*Stated goal*. Only a number is wanted. Count the lines holding the string "icon".

Collected data entries
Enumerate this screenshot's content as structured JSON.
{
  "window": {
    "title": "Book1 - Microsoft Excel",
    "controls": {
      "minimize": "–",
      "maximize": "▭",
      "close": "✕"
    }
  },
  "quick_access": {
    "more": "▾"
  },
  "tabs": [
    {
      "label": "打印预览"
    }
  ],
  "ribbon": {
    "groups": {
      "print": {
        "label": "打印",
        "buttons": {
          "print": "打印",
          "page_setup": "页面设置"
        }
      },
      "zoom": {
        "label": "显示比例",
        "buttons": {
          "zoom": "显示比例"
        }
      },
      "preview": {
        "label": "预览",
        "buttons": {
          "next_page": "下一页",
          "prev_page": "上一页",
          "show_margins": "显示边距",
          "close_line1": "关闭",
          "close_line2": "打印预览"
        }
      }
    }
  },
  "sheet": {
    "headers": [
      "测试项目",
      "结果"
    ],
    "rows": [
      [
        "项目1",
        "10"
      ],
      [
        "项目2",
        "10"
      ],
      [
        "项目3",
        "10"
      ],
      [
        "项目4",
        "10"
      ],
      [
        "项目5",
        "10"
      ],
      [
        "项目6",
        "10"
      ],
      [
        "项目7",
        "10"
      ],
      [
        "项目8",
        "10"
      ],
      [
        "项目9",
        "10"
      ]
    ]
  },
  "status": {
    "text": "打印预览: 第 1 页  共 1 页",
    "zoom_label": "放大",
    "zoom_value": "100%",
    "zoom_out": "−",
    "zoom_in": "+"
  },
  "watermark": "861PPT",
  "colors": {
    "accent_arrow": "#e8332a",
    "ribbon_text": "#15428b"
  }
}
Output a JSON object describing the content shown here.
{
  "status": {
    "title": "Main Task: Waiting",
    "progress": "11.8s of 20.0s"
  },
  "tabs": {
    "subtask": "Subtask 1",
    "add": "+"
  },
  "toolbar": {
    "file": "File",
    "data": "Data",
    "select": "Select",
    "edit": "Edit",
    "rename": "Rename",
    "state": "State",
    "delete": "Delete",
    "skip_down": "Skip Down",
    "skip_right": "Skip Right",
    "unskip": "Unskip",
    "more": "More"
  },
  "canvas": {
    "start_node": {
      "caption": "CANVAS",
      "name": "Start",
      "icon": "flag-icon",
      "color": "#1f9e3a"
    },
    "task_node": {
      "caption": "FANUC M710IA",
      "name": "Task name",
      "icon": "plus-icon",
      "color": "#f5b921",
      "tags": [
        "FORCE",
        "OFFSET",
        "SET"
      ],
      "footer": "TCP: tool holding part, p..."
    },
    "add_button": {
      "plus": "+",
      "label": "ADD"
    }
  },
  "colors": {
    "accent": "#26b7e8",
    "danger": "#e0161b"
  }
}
---
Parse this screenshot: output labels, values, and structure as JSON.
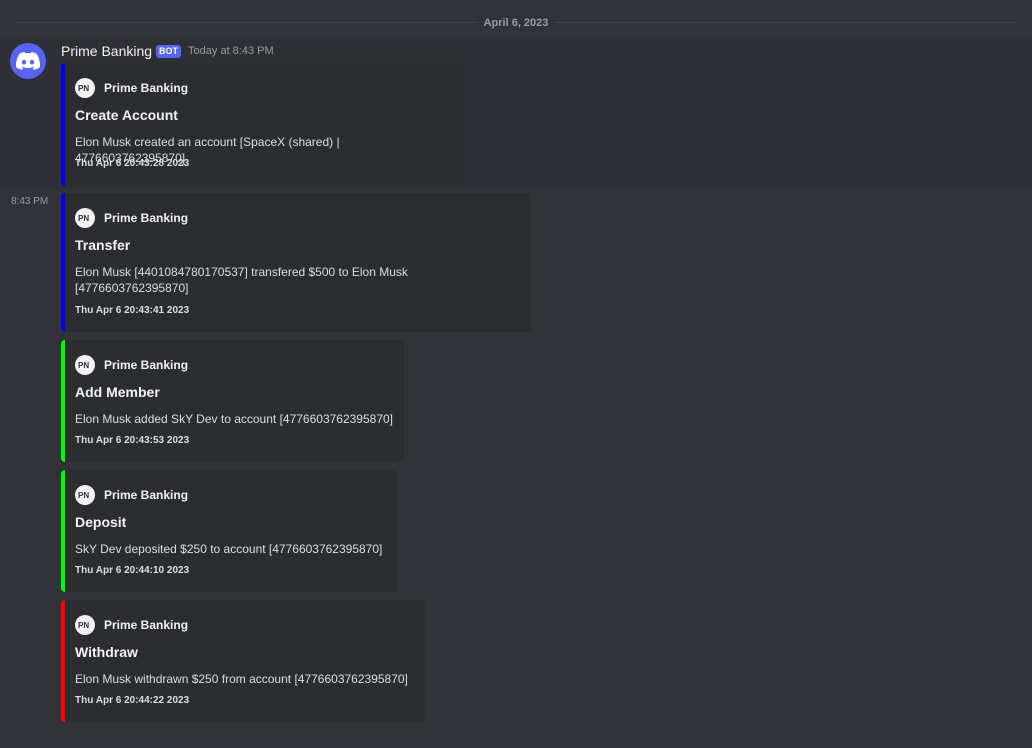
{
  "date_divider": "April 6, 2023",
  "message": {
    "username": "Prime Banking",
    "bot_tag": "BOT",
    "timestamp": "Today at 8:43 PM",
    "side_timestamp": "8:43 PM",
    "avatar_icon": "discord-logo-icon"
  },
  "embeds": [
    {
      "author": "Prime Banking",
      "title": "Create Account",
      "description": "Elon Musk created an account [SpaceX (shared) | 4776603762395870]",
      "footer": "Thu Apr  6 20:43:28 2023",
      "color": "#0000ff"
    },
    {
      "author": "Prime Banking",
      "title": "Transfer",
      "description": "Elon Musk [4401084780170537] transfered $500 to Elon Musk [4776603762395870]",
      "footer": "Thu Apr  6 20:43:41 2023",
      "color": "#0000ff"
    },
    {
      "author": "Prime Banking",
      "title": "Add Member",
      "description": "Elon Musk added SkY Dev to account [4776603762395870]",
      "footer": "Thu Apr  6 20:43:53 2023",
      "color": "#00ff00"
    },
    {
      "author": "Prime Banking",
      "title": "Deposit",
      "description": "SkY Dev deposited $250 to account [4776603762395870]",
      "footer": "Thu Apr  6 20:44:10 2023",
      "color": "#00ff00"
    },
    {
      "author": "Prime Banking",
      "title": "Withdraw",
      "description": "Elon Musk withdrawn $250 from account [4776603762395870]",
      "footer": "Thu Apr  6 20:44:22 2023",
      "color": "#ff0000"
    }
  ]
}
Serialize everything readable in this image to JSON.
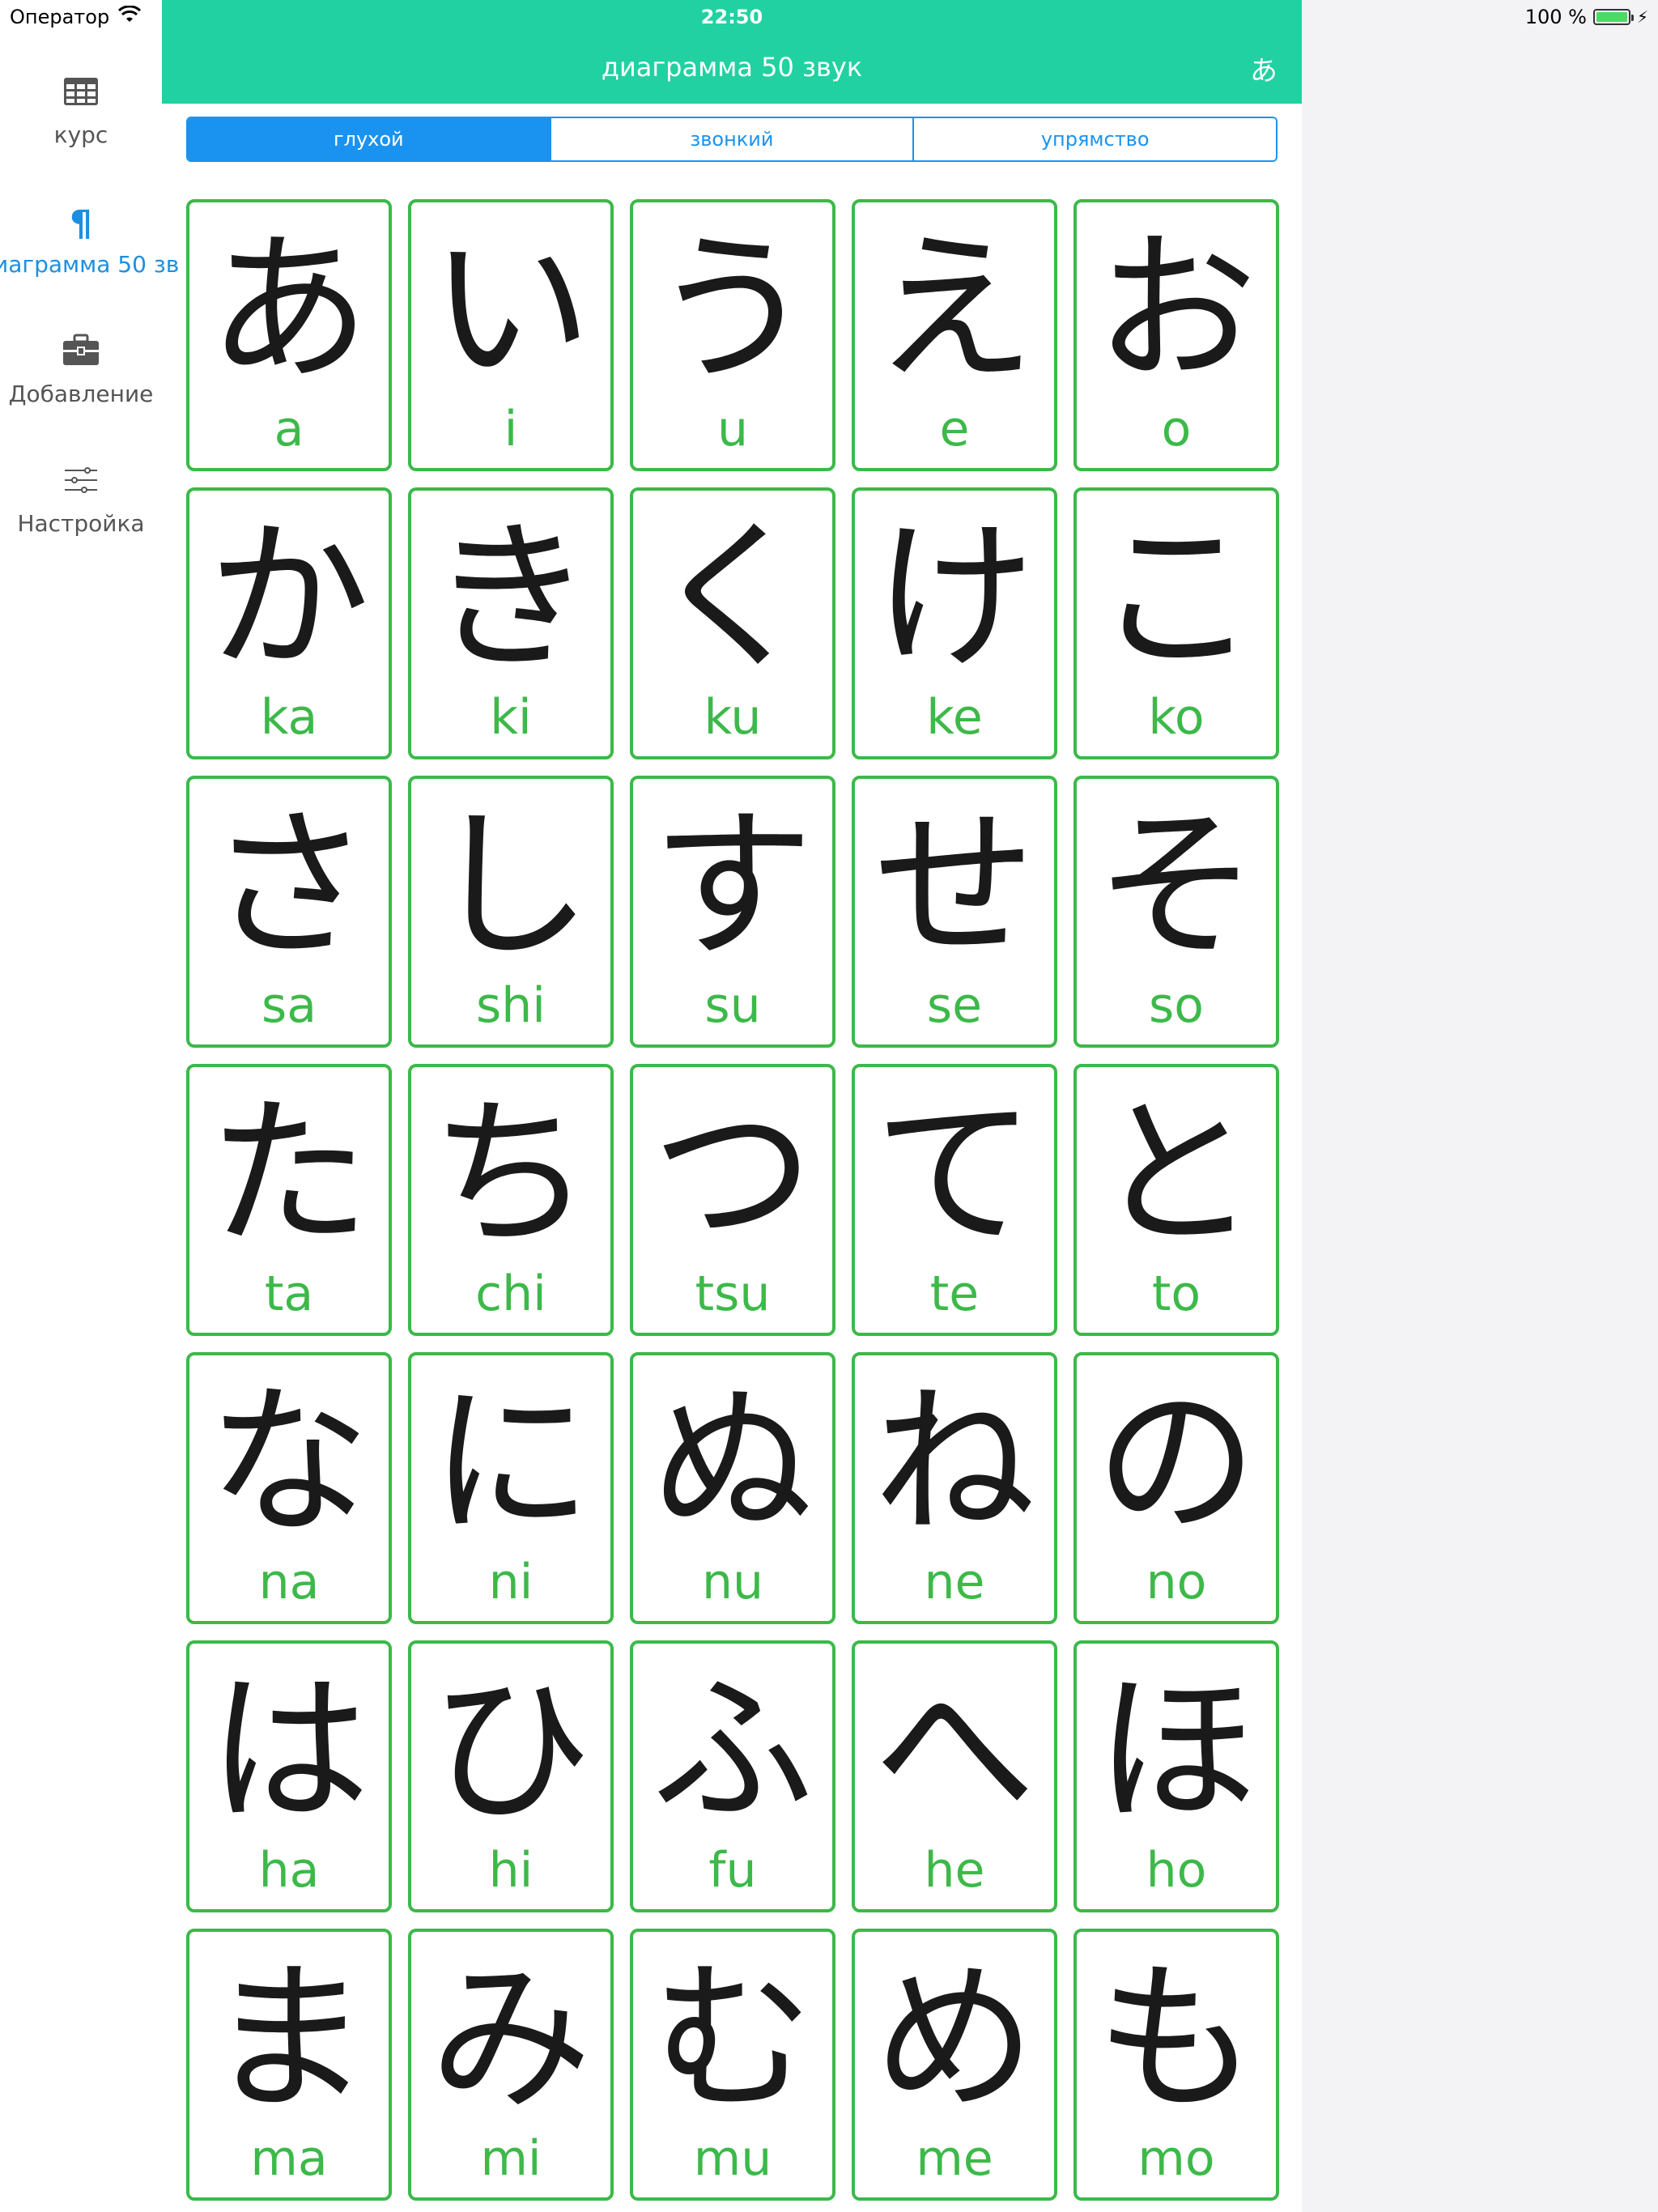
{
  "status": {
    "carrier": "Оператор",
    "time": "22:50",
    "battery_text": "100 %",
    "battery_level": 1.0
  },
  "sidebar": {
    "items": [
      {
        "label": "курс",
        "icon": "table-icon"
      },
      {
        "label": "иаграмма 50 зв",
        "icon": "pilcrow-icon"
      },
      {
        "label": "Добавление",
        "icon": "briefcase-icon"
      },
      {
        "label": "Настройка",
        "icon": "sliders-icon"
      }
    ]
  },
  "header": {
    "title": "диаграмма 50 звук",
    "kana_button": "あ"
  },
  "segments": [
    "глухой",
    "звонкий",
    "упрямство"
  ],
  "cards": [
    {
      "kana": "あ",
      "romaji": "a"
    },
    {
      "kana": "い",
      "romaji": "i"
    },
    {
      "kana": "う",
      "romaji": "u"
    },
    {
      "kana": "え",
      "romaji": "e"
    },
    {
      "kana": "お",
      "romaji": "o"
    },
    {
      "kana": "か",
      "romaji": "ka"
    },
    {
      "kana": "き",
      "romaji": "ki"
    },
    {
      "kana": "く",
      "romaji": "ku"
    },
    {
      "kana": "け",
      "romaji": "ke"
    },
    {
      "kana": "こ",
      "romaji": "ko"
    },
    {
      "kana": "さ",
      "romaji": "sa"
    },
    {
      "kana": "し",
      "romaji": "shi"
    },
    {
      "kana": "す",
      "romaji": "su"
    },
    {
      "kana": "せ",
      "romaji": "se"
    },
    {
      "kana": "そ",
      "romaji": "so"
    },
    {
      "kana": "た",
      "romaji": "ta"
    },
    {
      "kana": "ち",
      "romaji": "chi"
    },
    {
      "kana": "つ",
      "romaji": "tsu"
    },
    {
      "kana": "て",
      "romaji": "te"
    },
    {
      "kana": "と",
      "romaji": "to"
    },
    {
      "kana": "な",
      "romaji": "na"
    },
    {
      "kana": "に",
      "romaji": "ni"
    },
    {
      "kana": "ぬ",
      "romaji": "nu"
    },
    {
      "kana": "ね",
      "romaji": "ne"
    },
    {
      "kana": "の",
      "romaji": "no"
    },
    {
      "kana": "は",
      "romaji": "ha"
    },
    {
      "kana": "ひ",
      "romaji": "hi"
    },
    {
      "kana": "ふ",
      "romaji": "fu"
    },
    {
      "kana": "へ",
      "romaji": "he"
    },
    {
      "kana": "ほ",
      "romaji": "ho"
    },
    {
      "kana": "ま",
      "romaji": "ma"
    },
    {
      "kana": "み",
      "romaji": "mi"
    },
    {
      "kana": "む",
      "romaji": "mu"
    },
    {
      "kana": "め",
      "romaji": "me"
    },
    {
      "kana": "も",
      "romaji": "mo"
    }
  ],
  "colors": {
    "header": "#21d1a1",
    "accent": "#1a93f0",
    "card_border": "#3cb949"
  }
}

*Task response*. 7